Data excerpts
##############################

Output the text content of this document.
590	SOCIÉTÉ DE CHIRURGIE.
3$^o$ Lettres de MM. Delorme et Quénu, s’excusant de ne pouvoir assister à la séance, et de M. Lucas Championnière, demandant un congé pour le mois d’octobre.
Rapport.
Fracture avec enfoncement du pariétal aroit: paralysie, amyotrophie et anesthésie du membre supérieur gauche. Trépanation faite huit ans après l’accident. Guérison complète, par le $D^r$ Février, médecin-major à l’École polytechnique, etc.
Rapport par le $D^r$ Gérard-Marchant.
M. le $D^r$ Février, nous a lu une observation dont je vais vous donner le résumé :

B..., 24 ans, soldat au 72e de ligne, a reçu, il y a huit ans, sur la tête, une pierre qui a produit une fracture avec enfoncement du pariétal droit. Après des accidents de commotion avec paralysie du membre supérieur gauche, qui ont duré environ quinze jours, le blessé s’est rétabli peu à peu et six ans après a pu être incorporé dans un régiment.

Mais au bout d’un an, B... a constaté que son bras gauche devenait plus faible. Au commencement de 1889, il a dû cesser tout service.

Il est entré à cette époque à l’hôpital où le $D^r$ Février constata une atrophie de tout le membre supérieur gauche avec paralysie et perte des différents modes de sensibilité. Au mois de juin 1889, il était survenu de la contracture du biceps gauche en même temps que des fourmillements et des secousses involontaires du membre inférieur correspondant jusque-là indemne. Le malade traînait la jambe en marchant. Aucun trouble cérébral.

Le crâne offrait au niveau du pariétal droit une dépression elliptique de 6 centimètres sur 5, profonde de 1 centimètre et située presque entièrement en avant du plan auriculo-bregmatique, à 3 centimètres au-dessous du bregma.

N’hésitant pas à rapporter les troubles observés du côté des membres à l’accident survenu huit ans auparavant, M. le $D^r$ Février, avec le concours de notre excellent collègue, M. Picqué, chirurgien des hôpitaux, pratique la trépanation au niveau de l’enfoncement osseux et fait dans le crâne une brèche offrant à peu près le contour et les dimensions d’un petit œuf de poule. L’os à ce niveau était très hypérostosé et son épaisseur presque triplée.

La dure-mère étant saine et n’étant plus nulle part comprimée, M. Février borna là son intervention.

##############################

WORK REQUIRED
List all lines holding the string "mois".

SOLVED PROBLEM
3$^o$ Lettres de MM. Delorme et Quénu, s’excusant de ne pouvoir assister à la séance, et de M. Lucas Championnière, demandant un congé pour le mois d’octobre.
Il est entré à cette époque à l’hôpital où le $D^r$ Février constata une atrophie de tout le membre supérieur gauche avec paralysie et perte des différents modes de sensibilité. Au mois de juin 1889, il était survenu de la contracture du biceps gauche en même temps que des fourmillements et des secousses involontaires du membre inférieur correspondant jusque-là indemne. Le malade traînait la jambe en marchant. Aucun trouble cérébral.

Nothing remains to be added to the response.